[Entries with figure data]
— begin —

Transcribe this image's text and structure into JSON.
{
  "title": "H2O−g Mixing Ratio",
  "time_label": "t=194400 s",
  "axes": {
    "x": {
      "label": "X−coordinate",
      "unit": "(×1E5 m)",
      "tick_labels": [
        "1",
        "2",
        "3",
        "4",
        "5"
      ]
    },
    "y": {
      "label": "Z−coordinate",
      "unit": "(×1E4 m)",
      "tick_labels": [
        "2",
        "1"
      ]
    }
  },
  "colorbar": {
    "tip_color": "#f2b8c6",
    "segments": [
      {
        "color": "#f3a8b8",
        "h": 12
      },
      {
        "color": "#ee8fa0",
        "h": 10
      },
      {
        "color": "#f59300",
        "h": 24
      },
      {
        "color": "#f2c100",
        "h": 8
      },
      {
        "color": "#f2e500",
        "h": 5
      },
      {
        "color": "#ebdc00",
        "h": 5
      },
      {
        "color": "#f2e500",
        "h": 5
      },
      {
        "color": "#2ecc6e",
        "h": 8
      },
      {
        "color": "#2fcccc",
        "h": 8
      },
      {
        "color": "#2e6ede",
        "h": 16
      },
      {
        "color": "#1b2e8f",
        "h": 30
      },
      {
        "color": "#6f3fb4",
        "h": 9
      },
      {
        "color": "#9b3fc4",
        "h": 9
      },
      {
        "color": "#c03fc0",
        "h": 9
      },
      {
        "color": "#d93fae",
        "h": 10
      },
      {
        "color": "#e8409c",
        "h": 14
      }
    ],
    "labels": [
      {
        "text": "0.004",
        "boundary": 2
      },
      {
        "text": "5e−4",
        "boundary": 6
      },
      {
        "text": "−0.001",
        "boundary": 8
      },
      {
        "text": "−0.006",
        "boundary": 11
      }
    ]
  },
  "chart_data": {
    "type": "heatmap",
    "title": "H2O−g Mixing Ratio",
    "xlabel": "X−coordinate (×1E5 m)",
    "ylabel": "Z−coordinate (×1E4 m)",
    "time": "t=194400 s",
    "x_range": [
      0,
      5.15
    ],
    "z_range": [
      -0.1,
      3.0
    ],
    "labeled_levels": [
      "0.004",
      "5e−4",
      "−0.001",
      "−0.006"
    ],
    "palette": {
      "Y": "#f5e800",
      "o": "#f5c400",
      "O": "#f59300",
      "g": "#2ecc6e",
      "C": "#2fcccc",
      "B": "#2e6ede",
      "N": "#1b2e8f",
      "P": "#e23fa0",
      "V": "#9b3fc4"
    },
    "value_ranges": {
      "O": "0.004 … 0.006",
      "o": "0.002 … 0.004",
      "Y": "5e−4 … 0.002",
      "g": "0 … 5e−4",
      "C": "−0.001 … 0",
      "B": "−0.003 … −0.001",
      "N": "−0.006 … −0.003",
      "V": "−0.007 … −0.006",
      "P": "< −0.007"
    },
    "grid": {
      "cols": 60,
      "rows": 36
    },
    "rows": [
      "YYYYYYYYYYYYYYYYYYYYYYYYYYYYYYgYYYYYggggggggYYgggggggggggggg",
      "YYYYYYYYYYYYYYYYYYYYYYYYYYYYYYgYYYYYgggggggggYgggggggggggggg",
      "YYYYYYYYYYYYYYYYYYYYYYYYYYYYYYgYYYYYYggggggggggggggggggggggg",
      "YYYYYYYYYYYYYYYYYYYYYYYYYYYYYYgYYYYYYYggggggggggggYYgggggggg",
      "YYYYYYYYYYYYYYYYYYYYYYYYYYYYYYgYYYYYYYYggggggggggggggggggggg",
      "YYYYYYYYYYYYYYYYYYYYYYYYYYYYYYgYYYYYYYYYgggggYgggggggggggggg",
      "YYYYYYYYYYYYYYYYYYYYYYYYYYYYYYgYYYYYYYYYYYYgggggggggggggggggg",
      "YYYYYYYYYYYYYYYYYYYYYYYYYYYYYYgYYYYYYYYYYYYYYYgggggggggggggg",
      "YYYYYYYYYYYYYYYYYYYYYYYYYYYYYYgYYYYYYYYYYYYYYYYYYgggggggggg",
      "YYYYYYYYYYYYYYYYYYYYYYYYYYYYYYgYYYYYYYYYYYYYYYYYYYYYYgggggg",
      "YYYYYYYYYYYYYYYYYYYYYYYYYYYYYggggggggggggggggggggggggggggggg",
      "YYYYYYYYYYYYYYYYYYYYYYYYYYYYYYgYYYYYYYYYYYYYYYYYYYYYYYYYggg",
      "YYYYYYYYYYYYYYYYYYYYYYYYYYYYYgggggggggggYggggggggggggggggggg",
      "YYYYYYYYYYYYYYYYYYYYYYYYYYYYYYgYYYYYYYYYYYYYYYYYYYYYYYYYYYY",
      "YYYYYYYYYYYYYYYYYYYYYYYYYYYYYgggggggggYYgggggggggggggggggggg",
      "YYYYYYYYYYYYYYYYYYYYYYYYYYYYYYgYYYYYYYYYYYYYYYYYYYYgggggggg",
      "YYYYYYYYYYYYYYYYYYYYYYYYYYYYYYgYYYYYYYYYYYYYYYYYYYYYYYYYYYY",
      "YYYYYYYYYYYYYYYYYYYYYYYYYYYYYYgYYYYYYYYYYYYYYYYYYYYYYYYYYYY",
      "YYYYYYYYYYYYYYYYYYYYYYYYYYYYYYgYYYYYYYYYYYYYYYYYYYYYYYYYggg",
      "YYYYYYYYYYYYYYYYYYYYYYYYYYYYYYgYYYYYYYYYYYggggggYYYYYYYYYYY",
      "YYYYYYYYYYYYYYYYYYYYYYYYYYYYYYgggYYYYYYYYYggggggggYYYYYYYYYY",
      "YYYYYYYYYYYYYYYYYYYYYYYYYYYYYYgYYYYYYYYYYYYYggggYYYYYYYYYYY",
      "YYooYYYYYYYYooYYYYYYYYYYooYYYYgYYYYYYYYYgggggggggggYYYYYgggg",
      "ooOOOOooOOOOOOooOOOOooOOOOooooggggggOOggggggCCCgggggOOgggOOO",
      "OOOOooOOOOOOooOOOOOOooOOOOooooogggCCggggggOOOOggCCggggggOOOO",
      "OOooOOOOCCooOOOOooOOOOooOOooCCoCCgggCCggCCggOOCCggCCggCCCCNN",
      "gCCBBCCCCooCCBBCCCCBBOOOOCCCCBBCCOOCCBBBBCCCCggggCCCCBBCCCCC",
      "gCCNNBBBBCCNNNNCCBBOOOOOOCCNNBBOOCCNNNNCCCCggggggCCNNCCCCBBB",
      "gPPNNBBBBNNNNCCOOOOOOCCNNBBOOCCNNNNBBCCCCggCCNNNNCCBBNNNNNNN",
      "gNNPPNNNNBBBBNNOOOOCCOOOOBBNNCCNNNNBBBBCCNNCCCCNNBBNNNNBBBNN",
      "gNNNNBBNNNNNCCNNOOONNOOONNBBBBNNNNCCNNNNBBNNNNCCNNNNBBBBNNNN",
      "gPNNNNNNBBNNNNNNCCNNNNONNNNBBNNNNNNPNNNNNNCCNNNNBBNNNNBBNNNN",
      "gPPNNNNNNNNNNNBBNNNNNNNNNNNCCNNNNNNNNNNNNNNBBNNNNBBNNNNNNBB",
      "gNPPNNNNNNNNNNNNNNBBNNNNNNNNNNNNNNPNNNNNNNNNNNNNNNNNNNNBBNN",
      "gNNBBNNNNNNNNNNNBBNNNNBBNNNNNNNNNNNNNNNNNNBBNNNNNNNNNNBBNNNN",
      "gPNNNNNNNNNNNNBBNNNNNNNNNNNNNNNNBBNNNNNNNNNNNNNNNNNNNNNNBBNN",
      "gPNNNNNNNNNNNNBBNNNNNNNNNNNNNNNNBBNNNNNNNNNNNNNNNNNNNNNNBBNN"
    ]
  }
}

— end —

▶ What is expected
Note how many lines of the material contain the string "boundary". Then report that number by itself.

▶ Solved problem
4